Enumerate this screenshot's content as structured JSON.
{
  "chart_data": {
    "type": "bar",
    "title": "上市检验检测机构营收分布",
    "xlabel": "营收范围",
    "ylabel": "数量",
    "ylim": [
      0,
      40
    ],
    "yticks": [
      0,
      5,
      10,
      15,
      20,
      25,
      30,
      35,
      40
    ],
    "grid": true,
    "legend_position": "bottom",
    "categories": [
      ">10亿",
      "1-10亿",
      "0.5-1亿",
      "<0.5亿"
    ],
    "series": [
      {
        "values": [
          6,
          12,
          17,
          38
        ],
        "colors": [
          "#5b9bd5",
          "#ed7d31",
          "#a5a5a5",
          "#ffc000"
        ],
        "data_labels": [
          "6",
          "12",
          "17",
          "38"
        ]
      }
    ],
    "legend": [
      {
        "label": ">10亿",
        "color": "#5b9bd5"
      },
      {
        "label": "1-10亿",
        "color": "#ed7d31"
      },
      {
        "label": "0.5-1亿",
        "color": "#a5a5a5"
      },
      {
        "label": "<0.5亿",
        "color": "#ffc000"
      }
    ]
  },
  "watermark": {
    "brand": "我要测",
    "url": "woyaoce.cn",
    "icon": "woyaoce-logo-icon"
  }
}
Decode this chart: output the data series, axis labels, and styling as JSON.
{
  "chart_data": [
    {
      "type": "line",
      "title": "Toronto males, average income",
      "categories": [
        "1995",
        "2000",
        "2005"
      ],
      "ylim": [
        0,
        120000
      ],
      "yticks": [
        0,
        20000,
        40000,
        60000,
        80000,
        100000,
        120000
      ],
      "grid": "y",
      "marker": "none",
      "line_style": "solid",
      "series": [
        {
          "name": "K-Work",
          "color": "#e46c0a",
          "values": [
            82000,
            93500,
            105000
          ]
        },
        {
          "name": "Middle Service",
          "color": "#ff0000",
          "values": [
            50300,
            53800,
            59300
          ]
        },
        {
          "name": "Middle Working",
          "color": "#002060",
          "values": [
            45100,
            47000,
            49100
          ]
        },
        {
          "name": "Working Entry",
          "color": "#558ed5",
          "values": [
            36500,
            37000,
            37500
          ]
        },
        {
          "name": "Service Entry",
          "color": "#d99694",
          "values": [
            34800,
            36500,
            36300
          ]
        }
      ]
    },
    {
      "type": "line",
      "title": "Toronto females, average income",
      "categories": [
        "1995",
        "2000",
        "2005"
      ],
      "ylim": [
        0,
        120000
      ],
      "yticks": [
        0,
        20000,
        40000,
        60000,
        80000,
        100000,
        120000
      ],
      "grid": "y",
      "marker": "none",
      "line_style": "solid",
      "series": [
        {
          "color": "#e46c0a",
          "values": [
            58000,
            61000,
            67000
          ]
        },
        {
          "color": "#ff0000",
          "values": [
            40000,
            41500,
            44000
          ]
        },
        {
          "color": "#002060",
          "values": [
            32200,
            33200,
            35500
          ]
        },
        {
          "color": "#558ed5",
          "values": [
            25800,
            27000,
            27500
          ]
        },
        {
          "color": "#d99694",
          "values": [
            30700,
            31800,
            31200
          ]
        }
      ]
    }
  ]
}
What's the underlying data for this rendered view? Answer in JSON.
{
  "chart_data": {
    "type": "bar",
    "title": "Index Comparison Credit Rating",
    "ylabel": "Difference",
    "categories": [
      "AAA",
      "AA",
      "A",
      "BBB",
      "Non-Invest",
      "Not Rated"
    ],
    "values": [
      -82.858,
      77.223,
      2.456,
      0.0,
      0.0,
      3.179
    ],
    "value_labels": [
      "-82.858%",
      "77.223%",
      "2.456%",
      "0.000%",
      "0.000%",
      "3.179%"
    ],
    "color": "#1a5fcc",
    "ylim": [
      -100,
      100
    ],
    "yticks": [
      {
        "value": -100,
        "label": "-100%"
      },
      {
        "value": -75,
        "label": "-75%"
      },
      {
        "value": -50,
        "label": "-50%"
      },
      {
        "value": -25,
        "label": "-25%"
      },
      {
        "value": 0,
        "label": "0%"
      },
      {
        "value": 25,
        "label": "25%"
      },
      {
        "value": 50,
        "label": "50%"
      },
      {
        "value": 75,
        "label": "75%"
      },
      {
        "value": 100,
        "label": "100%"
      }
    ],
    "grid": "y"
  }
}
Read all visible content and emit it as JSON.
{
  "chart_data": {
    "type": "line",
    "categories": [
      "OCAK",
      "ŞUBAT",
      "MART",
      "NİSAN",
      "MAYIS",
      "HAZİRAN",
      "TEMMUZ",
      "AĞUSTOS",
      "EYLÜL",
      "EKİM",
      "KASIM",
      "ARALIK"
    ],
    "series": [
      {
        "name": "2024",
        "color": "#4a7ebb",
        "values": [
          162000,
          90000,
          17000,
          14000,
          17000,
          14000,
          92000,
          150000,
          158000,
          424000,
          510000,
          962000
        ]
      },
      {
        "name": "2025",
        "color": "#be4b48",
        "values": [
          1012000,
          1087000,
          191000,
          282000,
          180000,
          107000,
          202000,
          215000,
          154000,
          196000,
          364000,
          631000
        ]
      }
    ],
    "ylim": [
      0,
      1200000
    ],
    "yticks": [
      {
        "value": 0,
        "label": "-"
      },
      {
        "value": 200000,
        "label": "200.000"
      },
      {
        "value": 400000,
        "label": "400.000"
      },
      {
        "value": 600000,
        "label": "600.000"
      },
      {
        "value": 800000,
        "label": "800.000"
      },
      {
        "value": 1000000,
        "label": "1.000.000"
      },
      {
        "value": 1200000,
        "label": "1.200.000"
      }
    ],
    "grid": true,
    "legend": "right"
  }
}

····················

# Aim:
Copy every line exactly. Leave nothing out.

# Response to the exercise:
Enumerate this screenshot's content as structured JSON.
{
  "chart_data": {
    "type": "bar",
    "title": "上市检验检测机构营收分布",
    "xlabel": "营收范围",
    "ylabel": "数量",
    "ylim": [
      0,
      40
    ],
    "yticks": [
      0,
      5,
      10,
      15,
      20,
      25,
      30,
      35,
      40
    ],
    "grid": true,
    "legend_position": "bottom",
    "categories": [
      ">10亿",
      "1-10亿",
      "0.5-1亿",
      "<0.5亿"
    ],
    "series": [
      {
        "values": [
          6,
          12,
          17,
          38
        ],
        "colors": [
          "#5b9bd5",
          "#ed7d31",
          "#a5a5a5",
          "#ffc000"
        ],
        "data_labels": [
          "6",
          "12",
          "17",
          "38"
        ]
      }
    ],
    "legend": [
      {
        "label": ">10亿",
        "color": "#5b9bd5"
      },
      {
        "label": "1-10亿",
        "color": "#ed7d31"
      },
      {
        "label": "0.5-1亿",
        "color": "#a5a5a5"
      },
      {
        "label": "<0.5亿",
        "color": "#ffc000"
      }
    ]
  },
  "watermark": {
    "brand": "我要测",
    "url": "woyaoce.cn",
    "icon": "woyaoce-logo-icon"
  }
}
Decode this chart: output the data series, axis labels, and styling as JSON.
{
  "chart_data": [
    {
      "type": "line",
      "title": "Toronto males, average income",
      "categories": [
        "1995",
        "2000",
        "2005"
      ],
      "ylim": [
        0,
        120000
      ],
      "yticks": [
        0,
        20000,
        40000,
        60000,
        80000,
        100000,
        120000
      ],
      "grid": "y",
      "marker": "none",
      "line_style": "solid",
      "series": [
        {
          "name": "K-Work",
          "color": "#e46c0a",
          "values": [
            82000,
            93500,
            105000
          ]
        },
        {
          "name": "Middle Service",
          "color": "#ff0000",
          "values": [
            50300,
            53800,
            59300
          ]
        },
        {
          "name": "Middle Working",
          "color": "#002060",
          "values": [
            45100,
            47000,
            49100
          ]
        },
        {
          "name": "Working Entry",
          "color": "#558ed5",
          "values": [
            36500,
            37000,
            37500
          ]
        },
        {
          "name": "Service Entry",
          "color": "#d99694",
          "values": [
            34800,
            36500,
            36300
          ]
        }
      ]
    },
    {
      "type": "line",
      "title": "Toronto females, average income",
      "categories": [
        "1995",
        "2000",
        "2005"
      ],
      "ylim": [
        0,
        120000
      ],
      "yticks": [
        0,
        20000,
        40000,
        60000,
        80000,
        100000,
        120000
      ],
      "grid": "y",
      "marker": "none",
      "line_style": "solid",
      "series": [
        {
          "color": "#e46c0a",
          "values": [
            58000,
            61000,
            67000
          ]
        },
        {
          "color": "#ff0000",
          "values": [
            40000,
            41500,
            44000
          ]
        },
        {
          "color": "#002060",
          "values": [
            32200,
            33200,
            35500
          ]
        },
        {
          "color": "#558ed5",
          "values": [
            25800,
            27000,
            27500
          ]
        },
        {
          "color": "#d99694",
          "values": [
            30700,
            31800,
            31200
          ]
        }
      ]
    }
  ]
}
What's the underlying data for this rendered view? Answer in JSON.
{
  "chart_data": {
    "type": "bar",
    "title": "Index Comparison Credit Rating",
    "ylabel": "Difference",
    "categories": [
      "AAA",
      "AA",
      "A",
      "BBB",
      "Non-Invest",
      "Not Rated"
    ],
    "values": [
      -82.858,
      77.223,
      2.456,
      0.0,
      0.0,
      3.179
    ],
    "value_labels": [
      "-82.858%",
      "77.223%",
      "2.456%",
      "0.000%",
      "0.000%",
      "3.179%"
    ],
    "color": "#1a5fcc",
    "ylim": [
      -100,
      100
    ],
    "yticks": [
      {
        "value": -100,
        "label": "-100%"
      },
      {
        "value": -75,
        "label": "-75%"
      },
      {
        "value": -50,
        "label": "-50%"
      },
      {
        "value": -25,
        "label": "-25%"
      },
      {
        "value": 0,
        "label": "0%"
      },
      {
        "value": 25,
        "label": "25%"
      },
      {
        "value": 50,
        "label": "50%"
      },
      {
        "value": 75,
        "label": "75%"
      },
      {
        "value": 100,
        "label": "100%"
      }
    ],
    "grid": "y"
  }
}
Read all visible content and emit it as JSON.
{
  "chart_data": {
    "type": "line",
    "categories": [
      "OCAK",
      "ŞUBAT",
      "MART",
      "NİSAN",
      "MAYIS",
      "HAZİRAN",
      "TEMMUZ",
      "AĞUSTOS",
      "EYLÜL",
      "EKİM",
      "KASIM",
      "ARALIK"
    ],
    "series": [
      {
        "name": "2024",
        "color": "#4a7ebb",
        "values": [
          162000,
          90000,
          17000,
          14000,
          17000,
          14000,
          92000,
          150000,
          158000,
          424000,
          510000,
          962000
        ]
      },
      {
        "name": "2025",
        "color": "#be4b48",
        "values": [
          1012000,
          1087000,
          191000,
          282000,
          180000,
          107000,
          202000,
          215000,
          154000,
          196000,
          364000,
          631000
        ]
      }
    ],
    "ylim": [
      0,
      1200000
    ],
    "yticks": [
      {
        "value": 0,
        "label": "-"
      },
      {
        "value": 200000,
        "label": "200.000"
      },
      {
        "value": 400000,
        "label": "400.000"
      },
      {
        "value": 600000,
        "label": "600.000"
      },
      {
        "value": 800000,
        "label": "800.000"
      },
      {
        "value": 1000000,
        "label": "1.000.000"
      },
      {
        "value": 1200000,
        "label": "1.200.000"
      }
    ],
    "grid": true,
    "legend": "right"
  }
}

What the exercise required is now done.